SUPPLIED MATERIAL >>

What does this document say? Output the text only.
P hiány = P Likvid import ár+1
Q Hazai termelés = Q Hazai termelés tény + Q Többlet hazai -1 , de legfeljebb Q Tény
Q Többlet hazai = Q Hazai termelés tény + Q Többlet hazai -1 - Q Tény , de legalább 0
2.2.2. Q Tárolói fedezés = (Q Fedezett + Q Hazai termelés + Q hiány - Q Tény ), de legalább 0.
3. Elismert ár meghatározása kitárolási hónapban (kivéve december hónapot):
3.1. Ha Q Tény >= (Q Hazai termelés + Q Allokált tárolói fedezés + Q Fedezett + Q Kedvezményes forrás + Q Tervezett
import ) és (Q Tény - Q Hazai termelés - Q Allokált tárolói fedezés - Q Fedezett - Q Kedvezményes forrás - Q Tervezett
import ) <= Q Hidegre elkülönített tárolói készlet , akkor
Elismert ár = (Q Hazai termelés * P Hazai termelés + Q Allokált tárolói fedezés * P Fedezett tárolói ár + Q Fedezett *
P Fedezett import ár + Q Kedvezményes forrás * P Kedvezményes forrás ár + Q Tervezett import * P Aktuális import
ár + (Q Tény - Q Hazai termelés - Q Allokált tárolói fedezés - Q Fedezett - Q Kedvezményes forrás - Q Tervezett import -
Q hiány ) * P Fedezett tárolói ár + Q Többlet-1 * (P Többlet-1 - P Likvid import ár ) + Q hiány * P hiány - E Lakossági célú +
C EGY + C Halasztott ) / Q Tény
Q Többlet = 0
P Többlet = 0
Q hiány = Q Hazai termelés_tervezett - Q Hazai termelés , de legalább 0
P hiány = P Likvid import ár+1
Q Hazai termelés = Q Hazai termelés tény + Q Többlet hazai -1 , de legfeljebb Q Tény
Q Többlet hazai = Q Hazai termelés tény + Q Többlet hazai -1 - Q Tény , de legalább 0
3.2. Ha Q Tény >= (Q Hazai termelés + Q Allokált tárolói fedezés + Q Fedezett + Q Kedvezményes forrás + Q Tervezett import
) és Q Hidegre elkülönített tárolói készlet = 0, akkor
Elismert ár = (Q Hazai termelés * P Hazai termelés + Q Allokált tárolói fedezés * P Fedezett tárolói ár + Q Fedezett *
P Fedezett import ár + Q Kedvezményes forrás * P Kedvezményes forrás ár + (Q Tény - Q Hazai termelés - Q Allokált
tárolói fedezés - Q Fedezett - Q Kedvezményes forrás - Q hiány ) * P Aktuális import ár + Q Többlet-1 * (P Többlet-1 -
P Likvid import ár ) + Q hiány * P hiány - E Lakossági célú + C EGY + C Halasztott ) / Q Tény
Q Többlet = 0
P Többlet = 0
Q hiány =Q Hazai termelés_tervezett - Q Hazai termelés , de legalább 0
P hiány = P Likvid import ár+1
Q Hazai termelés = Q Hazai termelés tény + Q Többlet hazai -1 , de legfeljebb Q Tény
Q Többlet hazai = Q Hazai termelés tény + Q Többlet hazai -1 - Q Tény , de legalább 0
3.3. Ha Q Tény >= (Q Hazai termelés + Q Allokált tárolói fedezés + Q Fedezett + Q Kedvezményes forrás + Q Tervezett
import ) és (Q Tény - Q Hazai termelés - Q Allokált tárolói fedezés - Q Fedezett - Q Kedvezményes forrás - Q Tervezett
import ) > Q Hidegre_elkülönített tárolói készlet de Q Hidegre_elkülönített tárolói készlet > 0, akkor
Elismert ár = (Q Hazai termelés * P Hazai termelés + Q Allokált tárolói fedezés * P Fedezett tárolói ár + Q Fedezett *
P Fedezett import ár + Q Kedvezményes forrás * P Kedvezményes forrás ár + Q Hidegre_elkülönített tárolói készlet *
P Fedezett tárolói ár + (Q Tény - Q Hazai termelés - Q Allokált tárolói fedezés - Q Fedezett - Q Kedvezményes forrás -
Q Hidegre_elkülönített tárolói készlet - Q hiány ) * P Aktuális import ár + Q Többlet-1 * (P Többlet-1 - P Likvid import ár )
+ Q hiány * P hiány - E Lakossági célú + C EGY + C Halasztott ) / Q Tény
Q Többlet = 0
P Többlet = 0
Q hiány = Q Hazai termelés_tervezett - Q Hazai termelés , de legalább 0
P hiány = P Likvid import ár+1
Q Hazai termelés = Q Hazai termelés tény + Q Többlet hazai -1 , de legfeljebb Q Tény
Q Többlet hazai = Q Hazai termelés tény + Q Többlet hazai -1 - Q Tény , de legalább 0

INSTRUCTIONS FOR THE TASK >> Extract the listing in its entirety and repeat it exactly.

CORRECT ANSWER >>
What does this document say? Output the text only.
P hiány = P Likvid import ár+1
Q Hazai termelés = Q Hazai termelés tény + Q Többlet hazai -1 , de legfeljebb Q Tény
Q Többlet hazai = Q Hazai termelés tény + Q Többlet hazai -1 - Q Tény , de legalább 0
2.2.2. Q Tárolói fedezés = (Q Fedezett + Q Hazai termelés + Q hiány - Q Tény ), de legalább 0.
3. Elismert ár meghatározása kitárolási hónapban (kivéve december hónapot):
3.1. Ha Q Tény >= (Q Hazai termelés + Q Allokált tárolói fedezés + Q Fedezett + Q Kedvezményes forrás + Q Tervezett
import ) és (Q Tény - Q Hazai termelés - Q Allokált tárolói fedezés - Q Fedezett - Q Kedvezményes forrás - Q Tervezett
import ) <= Q Hidegre elkülönített tárolói készlet , akkor
Elismert ár = (Q Hazai termelés * P Hazai termelés + Q Allokált tárolói fedezés * P Fedezett tárolói ár + Q Fedezett *
P Fedezett import ár + Q Kedvezményes forrás * P Kedvezményes forrás ár + Q Tervezett import * P Aktuális import
ár + (Q Tény - Q Hazai termelés - Q Allokált tárolói fedezés - Q Fedezett - Q Kedvezményes forrás - Q Tervezett import -
Q hiány ) * P Fedezett tárolói ár + Q Többlet-1 * (P Többlet-1 - P Likvid import ár ) + Q hiány * P hiány - E Lakossági célú +
C EGY + C Halasztott ) / Q Tény
Q Többlet = 0
P Többlet = 0
Q hiány = Q Hazai termelés_tervezett - Q Hazai termelés , de legalább 0
P hiány = P Likvid import ár+1
Q Hazai termelés = Q Hazai termelés tény + Q Többlet hazai -1 , de legfeljebb Q Tény
Q Többlet hazai = Q Hazai termelés tény + Q Többlet hazai -1 - Q Tény , de legalább 0
3.2. Ha Q Tény >= (Q Hazai termelés + Q Allokált tárolói fedezés + Q Fedezett + Q Kedvezményes forrás + Q Tervezett import
) és Q Hidegre elkülönített tárolói készlet = 0, akkor
Elismert ár = (Q Hazai termelés * P Hazai termelés + Q Allokált tárolói fedezés * P Fedezett tárolói ár + Q Fedezett *
P Fedezett import ár + Q Kedvezményes forrás * P Kedvezményes forrás ár + (Q Tény - Q Hazai termelés - Q Allokált
tárolói fedezés - Q Fedezett - Q Kedvezményes forrás - Q hiány ) * P Aktuális import ár + Q Többlet-1 * (P Többlet-1 -
P Likvid import ár ) + Q hiány * P hiány - E Lakossági célú + C EGY + C Halasztott ) / Q Tény
Q Többlet = 0
P Többlet = 0
Q hiány =Q Hazai termelés_tervezett - Q Hazai termelés , de legalább 0
P hiány = P Likvid import ár+1
Q Hazai termelés = Q Hazai termelés tény + Q Többlet hazai -1 , de legfeljebb Q Tény
Q Többlet hazai = Q Hazai termelés tény + Q Többlet hazai -1 - Q Tény , de legalább 0
3.3. Ha Q Tény >= (Q Hazai termelés + Q Allokált tárolói fedezés + Q Fedezett + Q Kedvezményes forrás + Q Tervezett
import ) és (Q Tény - Q Hazai termelés - Q Allokált tárolói fedezés - Q Fedezett - Q Kedvezményes forrás - Q Tervezett
import ) > Q Hidegre_elkülönített tárolói készlet de Q Hidegre_elkülönített tárolói készlet > 0, akkor
Elismert ár = (Q Hazai termelés * P Hazai termelés + Q Allokált tárolói fedezés * P Fedezett tárolói ár + Q Fedezett *
P Fedezett import ár + Q Kedvezményes forrás * P Kedvezményes forrás ár + Q Hidegre_elkülönített tárolói készlet *
P Fedezett tárolói ár + (Q Tény - Q Hazai termelés - Q Allokált tárolói fedezés - Q Fedezett - Q Kedvezményes forrás -
Q Hidegre_elkülönített tárolói készlet - Q hiány ) * P Aktuális import ár + Q Többlet-1 * (P Többlet-1 - P Likvid import ár )
+ Q hiány * P hiány - E Lakossági célú + C EGY + C Halasztott ) / Q Tény
Q Többlet = 0
P Többlet = 0
Q hiány = Q Hazai termelés_tervezett - Q Hazai termelés , de legalább 0
P hiány = P Likvid import ár+1
Q Hazai termelés = Q Hazai termelés tény + Q Többlet hazai -1 , de legfeljebb Q Tény
Q Többlet hazai = Q Hazai termelés tény + Q Többlet hazai -1 - Q Tény , de legalább 0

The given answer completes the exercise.